Set the listing down unchanged, minus every embedded image.

* START Provided data *

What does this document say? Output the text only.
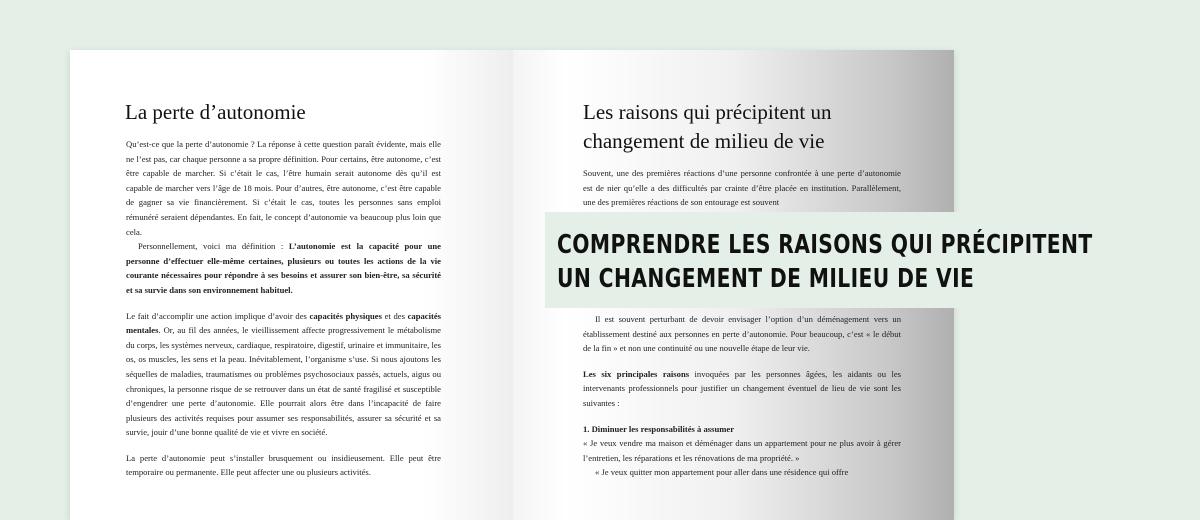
La perte d’autonomie

Qu’est-ce que la perte d’autonomie ? La réponse à cette question paraît évidente, mais elle ne l’est pas, car chaque personne a sa propre définition. Pour certains, être autonome, c’est être capable de marcher. Si c’était le cas, l’être humain serait autonome dès qu’il est capable de marcher vers l’âge de 18 mois. Pour d’autres, être autonome, c’est être capable de gagner sa vie financièrement. Si c’était le cas, toutes les personnes sans emploi rémunéré seraient dépendantes. En fait, le concept d’autonomie va beaucoup plus loin que cela.

Personnellement, voici ma définition : L’autonomie est la capacité pour une personne d’effectuer elle-même certaines, plusieurs ou toutes les actions de la vie courante nécessaires pour répondre à ses besoins et assurer son bien-être, sa sécurité et sa survie dans son environnement habituel.

Le fait d’accomplir une action implique d’avoir des capacités physiques et des capacités mentales. Or, au fil des années, le vieillissement affecte progressivement le métabolisme du corps, les systèmes nerveux, cardiaque, respiratoire, digestif, urinaire et immunitaire, les os, os muscles, les sens et la peau. Inévitablement, l’organisme s’use. Si nous ajoutons les séquelles de maladies, traumatismes ou problèmes psychosociaux passés, actuels, aigus ou chroniques, la personne risque de se retrouver dans un état de santé fragilisé et susceptible d’engendrer une perte d’autonomie. Elle pourrait alors être dans l’incapacité de faire plusieurs des activités requises pour assumer ses responsabilités, assurer sa sécurité et sa survie, jouir d’une bonne qualité de vie et vivre en société.

La perte d’autonomie peut s’installer brusquement ou insidieusement. Elle peut être temporaire ou permanente. Elle peut affecter une ou plusieurs activités.

Les raisons qui précipitent un changement de milieu de vie

Souvent, une des premières réactions d’une personne confrontée à une perte d’autonomie est de nier qu’elle a des difficultés par crainte d’être placée en institution. Parallèlement, une des premières réactions de son entourage est souvent

Il est souvent perturbant de devoir envisager l’option d’un déménagement vers un établissement destiné aux personnes en perte d’autonomie. Pour beaucoup, c’est « le début de la fin » et non une continuité ou une nouvelle étape de leur vie.

Les six principales raisons invoquées par les personnes âgées, les aidants ou les intervenants professionnels pour justifier un changement éventuel de lieu de vie sont les suivantes :

1. Diminuer les responsabilités à assumer

« Je veux vendre ma maison et déménager dans un appartement pour ne plus avoir à gérer l’entretien, les réparations et les rénovations de ma propriété. »

« Je veux quitter mon appartement pour aller dans une résidence qui offre

COMPRENDRE LES RAISONS QUI PRÉCIPITENT
UN CHANGEMENT DE MILIEU DE VIE
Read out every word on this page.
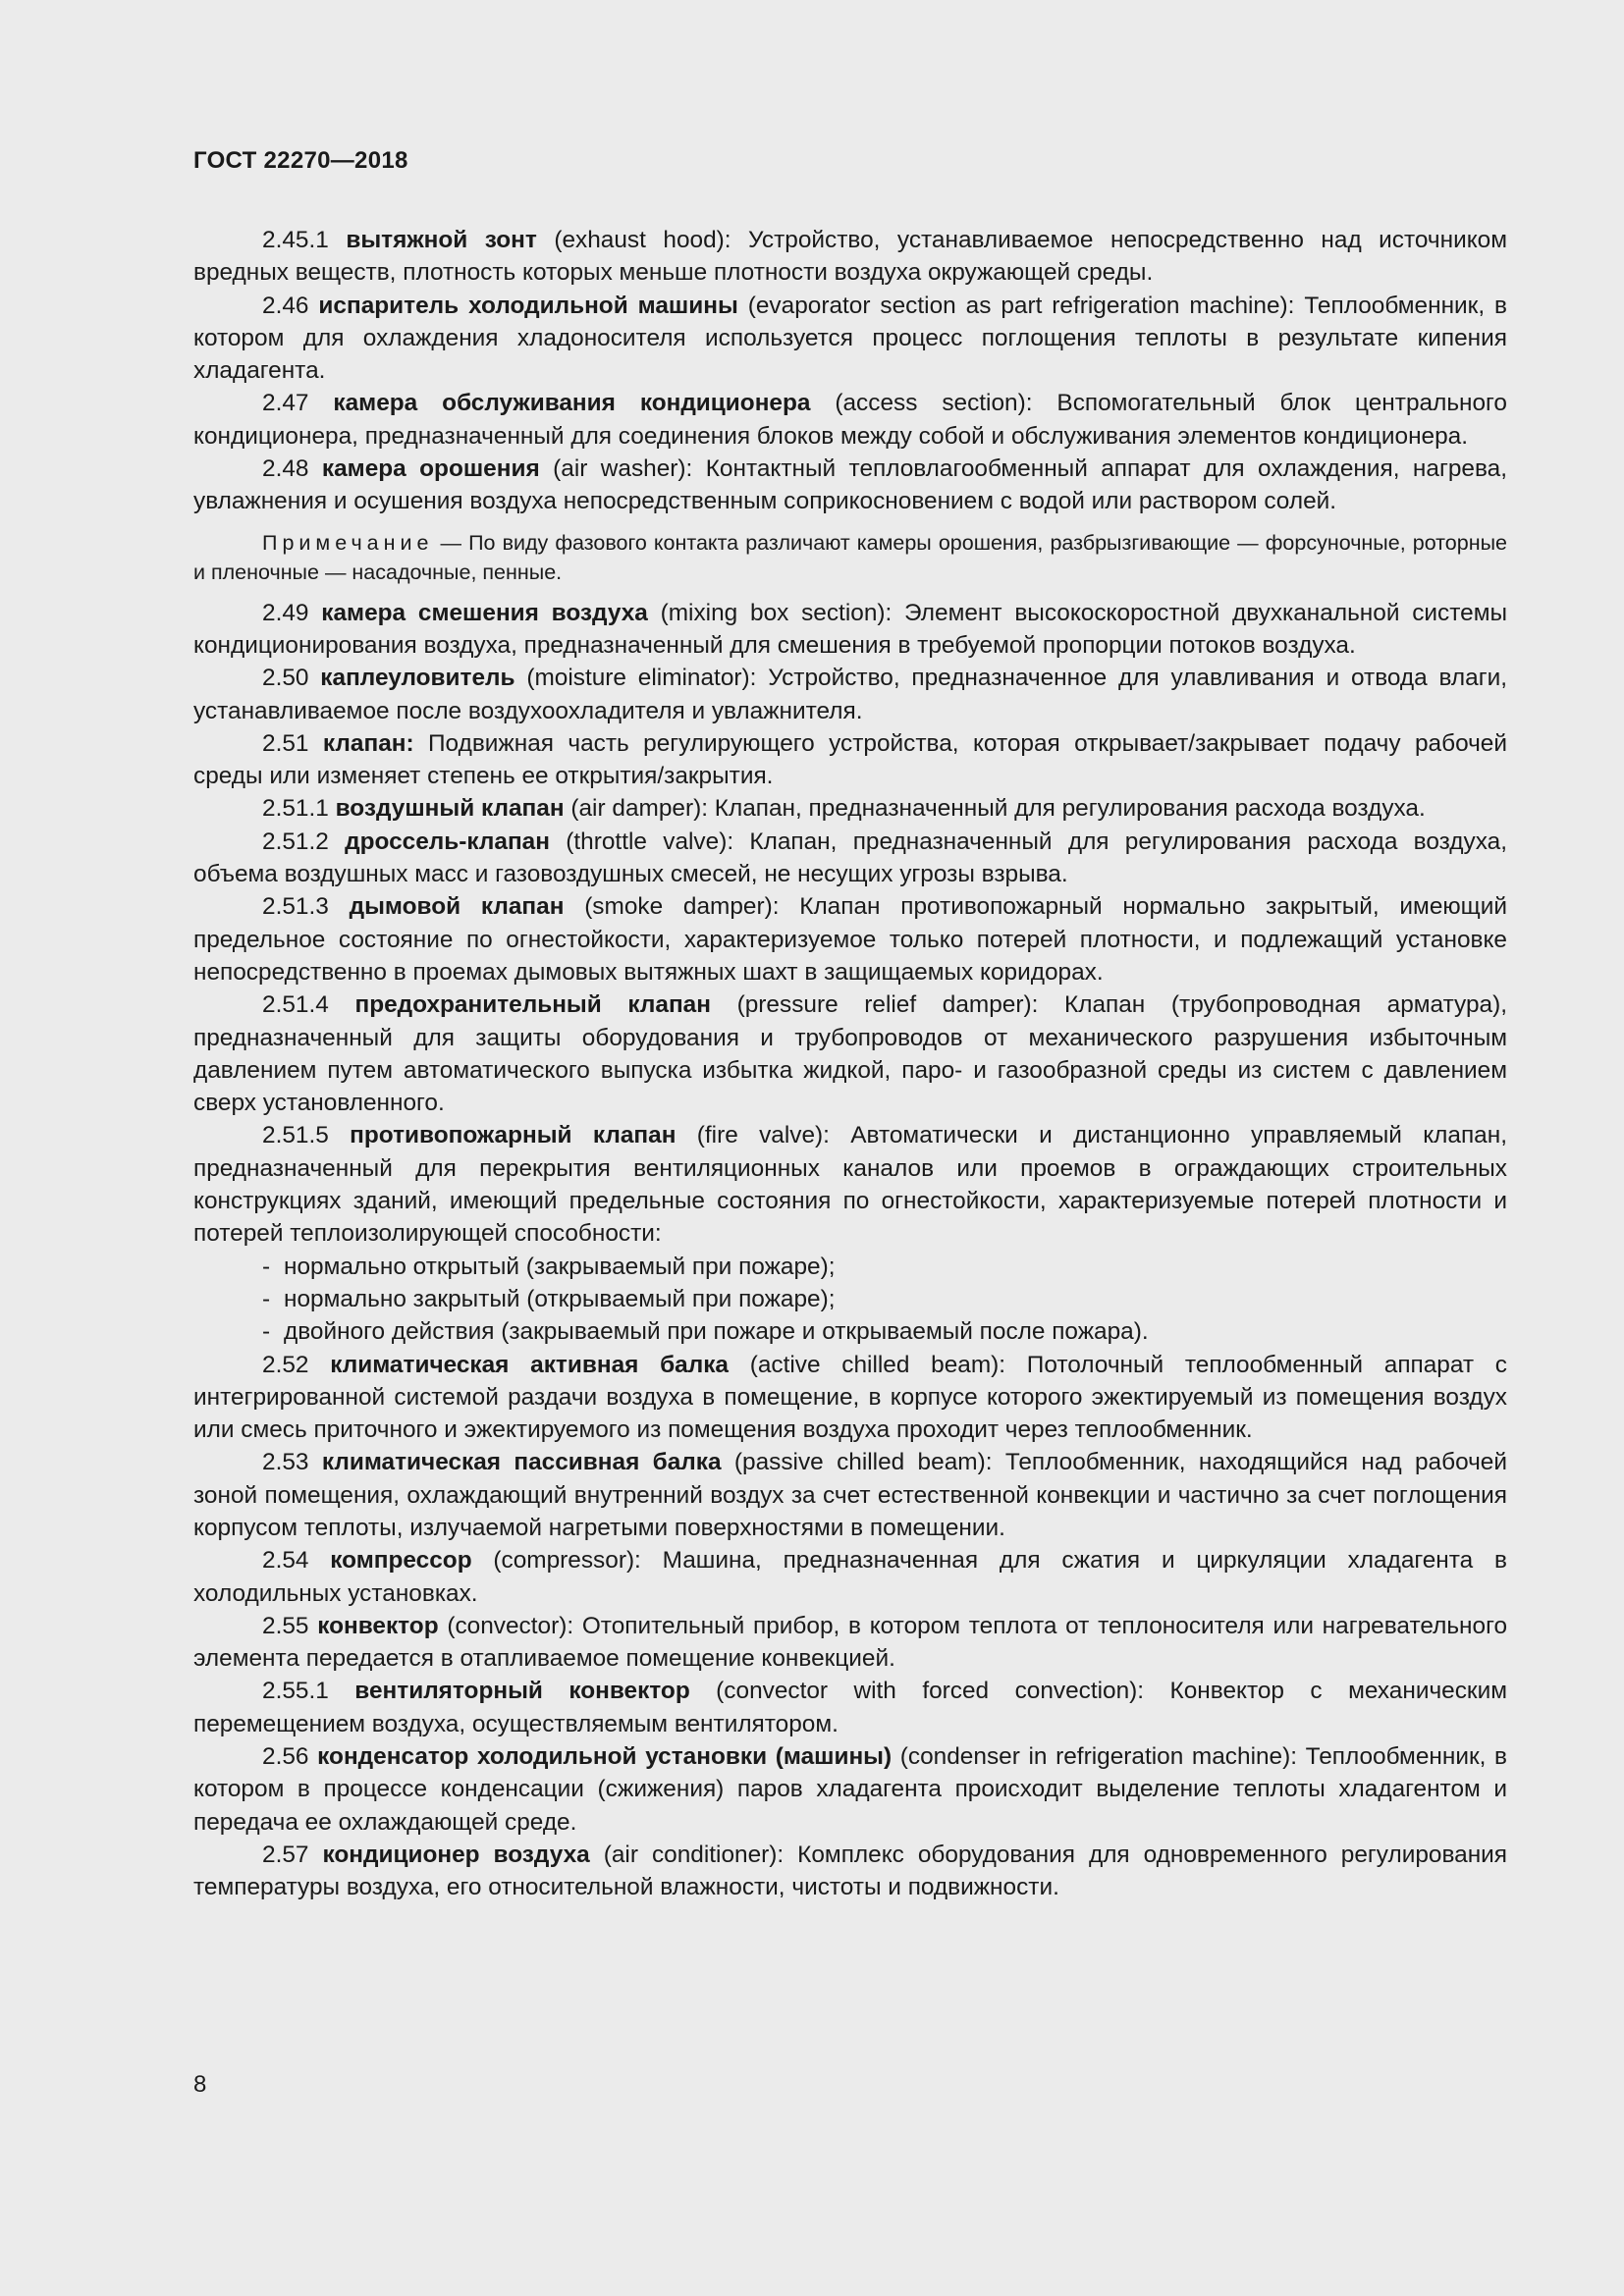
ГОСТ 22270—2018

2.45.1 вытяжной зонт (exhaust hood): Устройство, устанавливаемое непосредственно над источником вредных веществ, плотность которых меньше плотности воздуха окружающей среды.

2.46 испаритель холодильной машины (evaporator section as part refrigeration machine): Теплообменник, в котором для охлаждения хладоносителя используется процесс поглощения теплоты в результате кипения хладагента.

2.47 камера обслуживания кондиционера (access section): Вспомогательный блок центрального кондиционера, предназначенный для соединения блоков между собой и обслуживания элементов кондиционера.

2.48 камера орошения (air washer): Контактный тепловлагообменный аппарат для охлаждения, нагрева, увлажнения и осушения воздуха непосредственным соприкосновением с водой или раствором солей.

Примечание — По виду фазового контакта различают камеры орошения, разбрызгивающие — форсуночные, роторные и пленочные — насадочные, пенные.

2.49 камера смешения воздуха (mixing box section): Элемент высокоскоростной двухканальной системы кондиционирования воздуха, предназначенный для смешения в требуемой пропорции потоков воздуха.

2.50 каплеуловитель (moisture eliminator): Устройство, предназначенное для улавливания и отвода влаги, устанавливаемое после воздухоохладителя и увлажнителя.

2.51 клапан: Подвижная часть регулирующего устройства, которая открывает/закрывает подачу рабочей среды или изменяет степень ее открытия/закрытия.

2.51.1 воздушный клапан (air damper): Клапан, предназначенный для регулирования расхода воздуха.

2.51.2 дроссель-клапан (throttle valve): Клапан, предназначенный для регулирования расхода воздуха, объема воздушных масс и газовоздушных смесей, не несущих угрозы взрыва.

2.51.3 дымовой клапан (smoke damper): Клапан противопожарный нормально закрытый, имеющий предельное состояние по огнестойкости, характеризуемое только потерей плотности, и подлежащий установке непосредственно в проемах дымовых вытяжных шахт в защищаемых коридорах.

2.51.4 предохранительный клапан (pressure relief damper): Клапан (трубопроводная арматура), предназначенный для защиты оборудования и трубопроводов от механического разрушения избыточным давлением путем автоматического выпуска избытка жидкой, паро- и газообразной среды из систем с давлением сверх установленного.

2.51.5 противопожарный клапан (fire valve): Автоматически и дистанционно управляемый клапан, предназначенный для перекрытия вентиляционных каналов или проемов в ограждающих строительных конструкциях зданий, имеющий предельные состояния по огнестойкости, характеризуемые потерей плотности и потерей теплоизолирующей способности:

- нормально открытый (закрываемый при пожаре);

- нормально закрытый (открываемый при пожаре);

- двойного действия (закрываемый при пожаре и открываемый после пожара).

2.52 климатическая активная балка (active chilled beam): Потолочный теплообменный аппарат с интегрированной системой раздачи воздуха в помещение, в корпусе которого эжектируемый из помещения воздух или смесь приточного и эжектируемого из помещения воздуха проходит через теплообменник.

2.53 климатическая пассивная балка (passive chilled beam): Теплообменник, находящийся над рабочей зоной помещения, охлаждающий внутренний воздух за счет естественной конвекции и частично за счет поглощения корпусом теплоты, излучаемой нагретыми поверхностями в помещении.

2.54 компрессор (compressor): Машина, предназначенная для сжатия и циркуляции хладагента в холодильных установках.

2.55 конвектор (convector): Отопительный прибор, в котором теплота от теплоносителя или нагревательного элемента передается в отапливаемое помещение конвекцией.

2.55.1 вентиляторный конвектор (convector with forced convection): Конвектор с механическим перемещением воздуха, осуществляемым вентилятором.

2.56 конденсатор холодильной установки (машины) (condenser in refrigeration machine): Теплообменник, в котором в процессе конденсации (сжижения) паров хладагента происходит выделение теплоты хладагентом и передача ее охлаждающей среде.

2.57 кондиционер воздуха (air conditioner): Комплекс оборудования для одновременного регулирования температуры воздуха, его относительной влажности, чистоты и подвижности.

8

* END Provided data *

* **The result**:
What does this document say? Output the text only.
La perte d’autonomie

Qu’est-ce que la perte d’autonomie ? La réponse à cette question paraît évidente, mais elle ne l’est pas, car chaque personne a sa propre définition. Pour certains, être autonome, c’est être capable de marcher. Si c’était le cas, l’être humain serait autonome dès qu’il est capable de marcher vers l’âge de 18 mois. Pour d’autres, être autonome, c’est être capable de gagner sa vie financièrement. Si c’était le cas, toutes les personnes sans emploi rémunéré seraient dépendantes. En fait, le concept d’autonomie va beaucoup plus loin que cela.

Personnellement, voici ma définition : L’autonomie est la capacité pour une personne d’effectuer elle-même certaines, plusieurs ou toutes les actions de la vie courante nécessaires pour répondre à ses besoins et assurer son bien-être, sa sécurité et sa survie dans son environnement habituel.

Le fait d’accomplir une action implique d’avoir des capacités physiques et des capacités mentales. Or, au fil des années, le vieillissement affecte progressivement le métabolisme du corps, les systèmes nerveux, cardiaque, respiratoire, digestif, urinaire et immunitaire, les os, os muscles, les sens et la peau. Inévitablement, l’organisme s’use. Si nous ajoutons les séquelles de maladies, traumatismes ou problèmes psychosociaux passés, actuels, aigus ou chroniques, la personne risque de se retrouver dans un état de santé fragilisé et susceptible d’engendrer une perte d’autonomie. Elle pourrait alors être dans l’incapacité de faire plusieurs des activités requises pour assumer ses responsabilités, assurer sa sécurité et sa survie, jouir d’une bonne qualité de vie et vivre en société.

La perte d’autonomie peut s’installer brusquement ou insidieusement. Elle peut être temporaire ou permanente. Elle peut affecter une ou plusieurs activités.

Les raisons qui précipitent un changement de milieu de vie

Souvent, une des premières réactions d’une personne confrontée à une perte d’autonomie est de nier qu’elle a des difficultés par crainte d’être placée en institution. Parallèlement, une des premières réactions de son entourage est souvent

Il est souvent perturbant de devoir envisager l’option d’un déménagement vers un établissement destiné aux personnes en perte d’autonomie. Pour beaucoup, c’est « le début de la fin » et non une continuité ou une nouvelle étape de leur vie.

Les six principales raisons invoquées par les personnes âgées, les aidants ou les intervenants professionnels pour justifier un changement éventuel de lieu de vie sont les suivantes :

1. Diminuer les responsabilités à assumer

« Je veux vendre ma maison et déménager dans un appartement pour ne plus avoir à gérer l’entretien, les réparations et les rénovations de ma propriété. »

« Je veux quitter mon appartement pour aller dans une résidence qui offre

COMPRENDRE LES RAISONS QUI PRÉCIPITENT
UN CHANGEMENT DE MILIEU DE VIE
Read out every word on this page.
ГОСТ 22270—2018

2.45.1 вытяжной зонт (exhaust hood): Устройство, устанавливаемое непосредственно над источником вредных веществ, плотность которых меньше плотности воздуха окружающей среды.

2.46 испаритель холодильной машины (evaporator section as part refrigeration machine): Теплообменник, в котором для охлаждения хладоносителя используется процесс поглощения теплоты в результате кипения хладагента.

2.47 камера обслуживания кондиционера (access section): Вспомогательный блок центрального кондиционера, предназначенный для соединения блоков между собой и обслуживания элементов кондиционера.

2.48 камера орошения (air washer): Контактный тепловлагообменный аппарат для охлаждения, нагрева, увлажнения и осушения воздуха непосредственным соприкосновением с водой или раствором солей.

Примечание — По виду фазового контакта различают камеры орошения, разбрызгивающие — форсуночные, роторные и пленочные — насадочные, пенные.

2.49 камера смешения воздуха (mixing box section): Элемент высокоскоростной двухканальной системы кондиционирования воздуха, предназначенный для смешения в требуемой пропорции потоков воздуха.

2.50 каплеуловитель (moisture eliminator): Устройство, предназначенное для улавливания и отвода влаги, устанавливаемое после воздухоохладителя и увлажнителя.

2.51 клапан: Подвижная часть регулирующего устройства, которая открывает/закрывает подачу рабочей среды или изменяет степень ее открытия/закрытия.

2.51.1 воздушный клапан (air damper): Клапан, предназначенный для регулирования расхода воздуха.

2.51.2 дроссель-клапан (throttle valve): Клапан, предназначенный для регулирования расхода воздуха, объема воздушных масс и газовоздушных смесей, не несущих угрозы взрыва.

2.51.3 дымовой клапан (smoke damper): Клапан противопожарный нормально закрытый, имеющий предельное состояние по огнестойкости, характеризуемое только потерей плотности, и подлежащий установке непосредственно в проемах дымовых вытяжных шахт в защищаемых коридорах.

2.51.4 предохранительный клапан (pressure relief damper): Клапан (трубопроводная арматура), предназначенный для защиты оборудования и трубопроводов от механического разрушения избыточным давлением путем автоматического выпуска избытка жидкой, паро- и газообразной среды из систем с давлением сверх установленного.

2.51.5 противопожарный клапан (fire valve): Автоматически и дистанционно управляемый клапан, предназначенный для перекрытия вентиляционных каналов или проемов в ограждающих строительных конструкциях зданий, имеющий предельные состояния по огнестойкости, характеризуемые потерей плотности и потерей теплоизолирующей способности:

- нормально открытый (закрываемый при пожаре);

- нормально закрытый (открываемый при пожаре);

- двойного действия (закрываемый при пожаре и открываемый после пожара).

2.52 климатическая активная балка (active chilled beam): Потолочный теплообменный аппарат с интегрированной системой раздачи воздуха в помещение, в корпусе которого эжектируемый из помещения воздух или смесь приточного и эжектируемого из помещения воздуха проходит через теплообменник.

2.53 климатическая пассивная балка (passive chilled beam): Теплообменник, находящийся над рабочей зоной помещения, охлаждающий внутренний воздух за счет естественной конвекции и частично за счет поглощения корпусом теплоты, излучаемой нагретыми поверхностями в помещении.

2.54 компрессор (compressor): Машина, предназначенная для сжатия и циркуляции хладагента в холодильных установках.

2.55 конвектор (convector): Отопительный прибор, в котором теплота от теплоносителя или нагревательного элемента передается в отапливаемое помещение конвекцией.

2.55.1 вентиляторный конвектор (convector with forced convection): Конвектор с механическим перемещением воздуха, осуществляемым вентилятором.

2.56 конденсатор холодильной установки (машины) (condenser in refrigeration machine): Теплообменник, в котором в процессе конденсации (сжижения) паров хладагента происходит выделение теплоты хладагентом и передача ее охлаждающей среде.

2.57 кондиционер воздуха (air conditioner): Комплекс оборудования для одновременного регулирования температуры воздуха, его относительной влажности, чистоты и подвижности.

8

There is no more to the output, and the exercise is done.